>>
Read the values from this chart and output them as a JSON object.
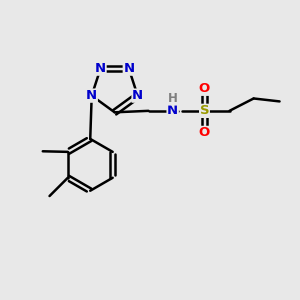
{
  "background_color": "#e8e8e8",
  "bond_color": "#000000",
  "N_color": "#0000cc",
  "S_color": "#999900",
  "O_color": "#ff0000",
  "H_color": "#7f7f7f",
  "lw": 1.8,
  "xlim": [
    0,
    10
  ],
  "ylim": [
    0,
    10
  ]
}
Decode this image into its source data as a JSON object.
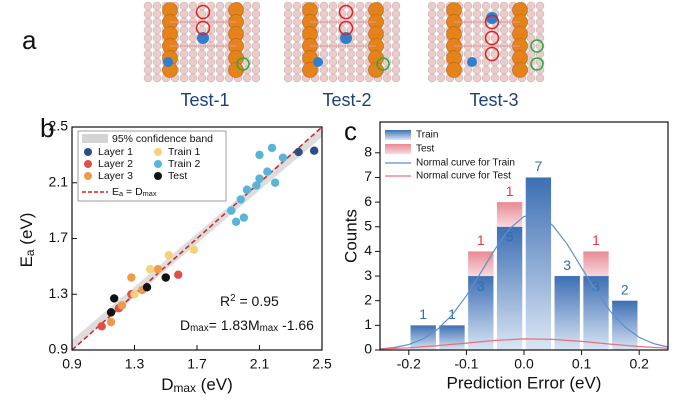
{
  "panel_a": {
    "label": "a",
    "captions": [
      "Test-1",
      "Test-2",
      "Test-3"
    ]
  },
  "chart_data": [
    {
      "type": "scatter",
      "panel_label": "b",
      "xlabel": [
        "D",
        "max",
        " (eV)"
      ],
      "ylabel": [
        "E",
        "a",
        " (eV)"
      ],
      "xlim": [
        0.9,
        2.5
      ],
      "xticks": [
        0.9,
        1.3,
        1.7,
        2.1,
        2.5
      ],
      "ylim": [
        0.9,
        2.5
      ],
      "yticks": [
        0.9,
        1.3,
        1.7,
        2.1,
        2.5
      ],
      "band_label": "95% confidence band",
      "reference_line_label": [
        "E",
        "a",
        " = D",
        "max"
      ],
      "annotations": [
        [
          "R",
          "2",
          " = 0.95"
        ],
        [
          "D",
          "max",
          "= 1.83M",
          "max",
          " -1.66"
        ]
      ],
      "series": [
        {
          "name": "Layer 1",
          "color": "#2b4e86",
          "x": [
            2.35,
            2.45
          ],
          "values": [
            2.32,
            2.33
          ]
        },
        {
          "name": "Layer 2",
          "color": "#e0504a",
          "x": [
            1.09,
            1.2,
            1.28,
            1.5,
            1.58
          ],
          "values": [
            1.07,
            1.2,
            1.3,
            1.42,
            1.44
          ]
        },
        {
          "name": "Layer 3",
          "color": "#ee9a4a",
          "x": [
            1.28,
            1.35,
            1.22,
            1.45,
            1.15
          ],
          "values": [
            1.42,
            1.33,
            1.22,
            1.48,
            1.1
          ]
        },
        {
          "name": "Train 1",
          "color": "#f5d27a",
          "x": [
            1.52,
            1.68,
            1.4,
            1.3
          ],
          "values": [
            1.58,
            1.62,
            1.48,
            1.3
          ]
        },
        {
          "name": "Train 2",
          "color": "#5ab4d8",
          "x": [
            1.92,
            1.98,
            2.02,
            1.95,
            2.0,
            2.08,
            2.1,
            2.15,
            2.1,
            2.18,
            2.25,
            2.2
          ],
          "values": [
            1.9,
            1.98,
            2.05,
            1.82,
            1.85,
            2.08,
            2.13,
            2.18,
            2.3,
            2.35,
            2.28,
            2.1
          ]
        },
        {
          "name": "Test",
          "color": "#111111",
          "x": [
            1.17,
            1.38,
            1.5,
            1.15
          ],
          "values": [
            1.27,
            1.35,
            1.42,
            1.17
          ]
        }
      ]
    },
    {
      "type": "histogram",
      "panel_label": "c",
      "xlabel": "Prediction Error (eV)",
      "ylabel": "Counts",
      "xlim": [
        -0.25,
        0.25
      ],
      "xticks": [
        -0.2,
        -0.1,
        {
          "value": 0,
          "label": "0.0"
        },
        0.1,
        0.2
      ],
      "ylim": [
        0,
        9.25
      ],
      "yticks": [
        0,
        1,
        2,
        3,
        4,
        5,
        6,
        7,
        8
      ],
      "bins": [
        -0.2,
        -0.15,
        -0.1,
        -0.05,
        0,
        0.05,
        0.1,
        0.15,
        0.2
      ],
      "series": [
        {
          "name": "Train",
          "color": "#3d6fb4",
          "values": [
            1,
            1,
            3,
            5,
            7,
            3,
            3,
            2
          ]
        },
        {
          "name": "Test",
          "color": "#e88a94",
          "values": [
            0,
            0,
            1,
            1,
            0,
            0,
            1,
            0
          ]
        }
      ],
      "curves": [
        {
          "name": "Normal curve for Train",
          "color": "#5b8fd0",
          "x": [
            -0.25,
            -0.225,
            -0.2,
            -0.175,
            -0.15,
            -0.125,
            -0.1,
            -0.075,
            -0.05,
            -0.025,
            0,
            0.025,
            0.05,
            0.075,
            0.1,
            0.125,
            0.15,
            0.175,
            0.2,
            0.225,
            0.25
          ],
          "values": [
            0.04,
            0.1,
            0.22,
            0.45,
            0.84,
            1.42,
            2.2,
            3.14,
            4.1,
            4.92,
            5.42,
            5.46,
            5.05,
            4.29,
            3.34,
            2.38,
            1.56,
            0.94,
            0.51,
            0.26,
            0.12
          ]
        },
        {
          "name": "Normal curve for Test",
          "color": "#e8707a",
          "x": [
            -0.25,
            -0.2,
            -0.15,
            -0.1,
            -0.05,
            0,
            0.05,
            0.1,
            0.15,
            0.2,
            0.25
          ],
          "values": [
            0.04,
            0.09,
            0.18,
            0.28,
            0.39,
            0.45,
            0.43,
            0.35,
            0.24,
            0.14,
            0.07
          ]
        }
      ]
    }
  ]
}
<<
TO DO:
Pull out and copy each line containing the string "Normal".

THE OUTPUT:
          "name": "Normal curve for Train",
          "name": "Normal curve for Test",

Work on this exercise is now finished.